Do not carry the pictures over; copy every other part of the entries exactly.

|---|

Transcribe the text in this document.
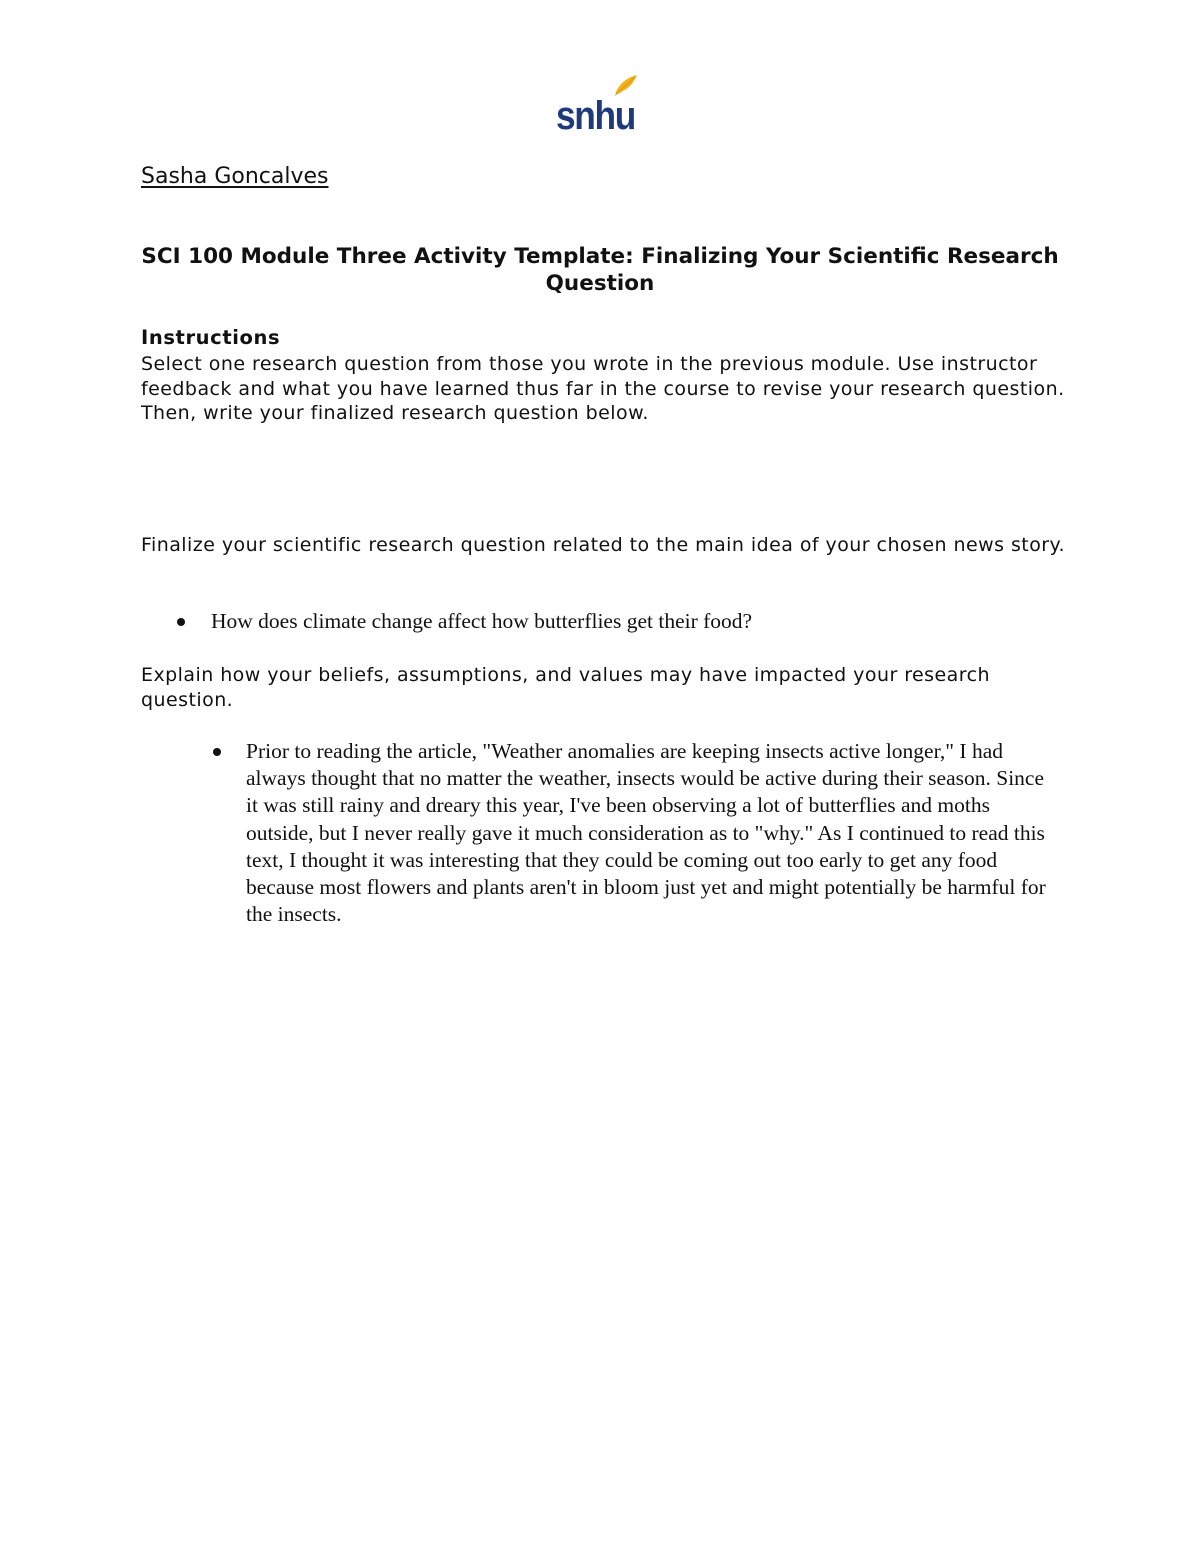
snhu

Sasha Goncalves

SCI 100 Module Three Activity Template: Finalizing Your Scientific Research Question
Instructions

Select one research question from those you wrote in the previous module. Use instructor feedback and what you have learned thus far in the course to revise your research question. Then, write your finalized research question below.

Finalize your scientific research question related to the main idea of your chosen news story.

How does climate change affect how butterflies get their food?

Explain how your beliefs, assumptions, and values may have impacted your research question.

Prior to reading the article, "Weather anomalies are keeping insects active longer," I had always thought that no matter the weather, insects would be active during their season. Since it was still rainy and dreary this year, I've been observing a lot of butterflies and moths outside, but I never really gave it much consideration as to "why." As I continued to read this text, I thought it was interesting that they could be coming out too early to get any food because most flowers and plants aren't in bloom just yet and might potentially be harmful for the insects.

|---|

§ **THE SOLUTION**
Transcribe the text in this document.
snhu

Sasha Goncalves

SCI 100 Module Three Activity Template: Finalizing Your Scientific Research Question
Instructions

Select one research question from those you wrote in the previous module. Use instructor feedback and what you have learned thus far in the course to revise your research question. Then, write your finalized research question below.

Finalize your scientific research question related to the main idea of your chosen news story.

How does climate change affect how butterflies get their food?

Explain how your beliefs, assumptions, and values may have impacted your research question.

Prior to reading the article, "Weather anomalies are keeping insects active longer," I had always thought that no matter the weather, insects would be active during their season. Since it was still rainy and dreary this year, I've been observing a lot of butterflies and moths outside, but I never really gave it much consideration as to "why." As I continued to read this text, I thought it was interesting that they could be coming out too early to get any food because most flowers and plants aren't in bloom just yet and might potentially be harmful for the insects.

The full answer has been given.